**WHAT YOU NEED TO DO:** Without the images, write out the whole listing exactly.

########

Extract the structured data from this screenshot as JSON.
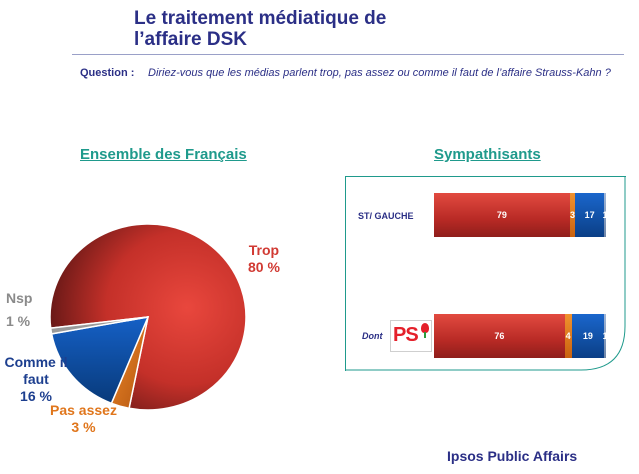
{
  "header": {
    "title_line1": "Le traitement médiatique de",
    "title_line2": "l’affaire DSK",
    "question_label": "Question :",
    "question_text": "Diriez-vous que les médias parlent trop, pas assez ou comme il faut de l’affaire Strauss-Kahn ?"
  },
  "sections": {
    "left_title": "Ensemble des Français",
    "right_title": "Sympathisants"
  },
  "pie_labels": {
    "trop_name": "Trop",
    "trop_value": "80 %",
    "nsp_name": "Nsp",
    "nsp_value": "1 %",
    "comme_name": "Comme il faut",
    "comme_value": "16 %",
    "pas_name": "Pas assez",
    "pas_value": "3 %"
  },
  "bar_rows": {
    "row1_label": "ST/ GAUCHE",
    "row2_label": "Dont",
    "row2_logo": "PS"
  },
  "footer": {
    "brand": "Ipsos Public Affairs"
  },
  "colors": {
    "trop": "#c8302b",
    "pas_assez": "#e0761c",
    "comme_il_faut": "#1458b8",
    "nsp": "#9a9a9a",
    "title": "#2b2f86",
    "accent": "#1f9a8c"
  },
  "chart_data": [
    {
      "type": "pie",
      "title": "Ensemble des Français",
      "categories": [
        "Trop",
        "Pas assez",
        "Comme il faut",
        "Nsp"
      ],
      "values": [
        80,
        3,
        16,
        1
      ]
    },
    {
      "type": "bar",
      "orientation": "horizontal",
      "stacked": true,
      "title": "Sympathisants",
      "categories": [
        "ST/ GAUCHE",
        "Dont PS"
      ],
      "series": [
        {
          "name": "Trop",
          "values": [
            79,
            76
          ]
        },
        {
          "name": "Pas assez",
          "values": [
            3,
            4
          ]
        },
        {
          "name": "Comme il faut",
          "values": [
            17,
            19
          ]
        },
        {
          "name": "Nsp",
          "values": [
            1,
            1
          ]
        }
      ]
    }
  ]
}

########

**TASK OUTPUT:**
Extract the structured data from this screenshot as JSON.
{
  "header": {
    "title_line1": "Le traitement médiatique de",
    "title_line2": "l’affaire DSK",
    "question_label": "Question :",
    "question_text": "Diriez-vous que les médias parlent trop, pas assez ou comme il faut de l’affaire Strauss-Kahn ?"
  },
  "sections": {
    "left_title": "Ensemble des Français",
    "right_title": "Sympathisants"
  },
  "pie_labels": {
    "trop_name": "Trop",
    "trop_value": "80 %",
    "nsp_name": "Nsp",
    "nsp_value": "1 %",
    "comme_name": "Comme il faut",
    "comme_value": "16 %",
    "pas_name": "Pas assez",
    "pas_value": "3 %"
  },
  "bar_rows": {
    "row1_label": "ST/ GAUCHE",
    "row2_label": "Dont",
    "row2_logo": "PS"
  },
  "footer": {
    "brand": "Ipsos Public Affairs"
  },
  "colors": {
    "trop": "#c8302b",
    "pas_assez": "#e0761c",
    "comme_il_faut": "#1458b8",
    "nsp": "#9a9a9a",
    "title": "#2b2f86",
    "accent": "#1f9a8c"
  },
  "chart_data": [
    {
      "type": "pie",
      "title": "Ensemble des Français",
      "categories": [
        "Trop",
        "Pas assez",
        "Comme il faut",
        "Nsp"
      ],
      "values": [
        80,
        3,
        16,
        1
      ]
    },
    {
      "type": "bar",
      "orientation": "horizontal",
      "stacked": true,
      "title": "Sympathisants",
      "categories": [
        "ST/ GAUCHE",
        "Dont PS"
      ],
      "series": [
        {
          "name": "Trop",
          "values": [
            79,
            76
          ]
        },
        {
          "name": "Pas assez",
          "values": [
            3,
            4
          ]
        },
        {
          "name": "Comme il faut",
          "values": [
            17,
            19
          ]
        },
        {
          "name": "Nsp",
          "values": [
            1,
            1
          ]
        }
      ]
    }
  ]
}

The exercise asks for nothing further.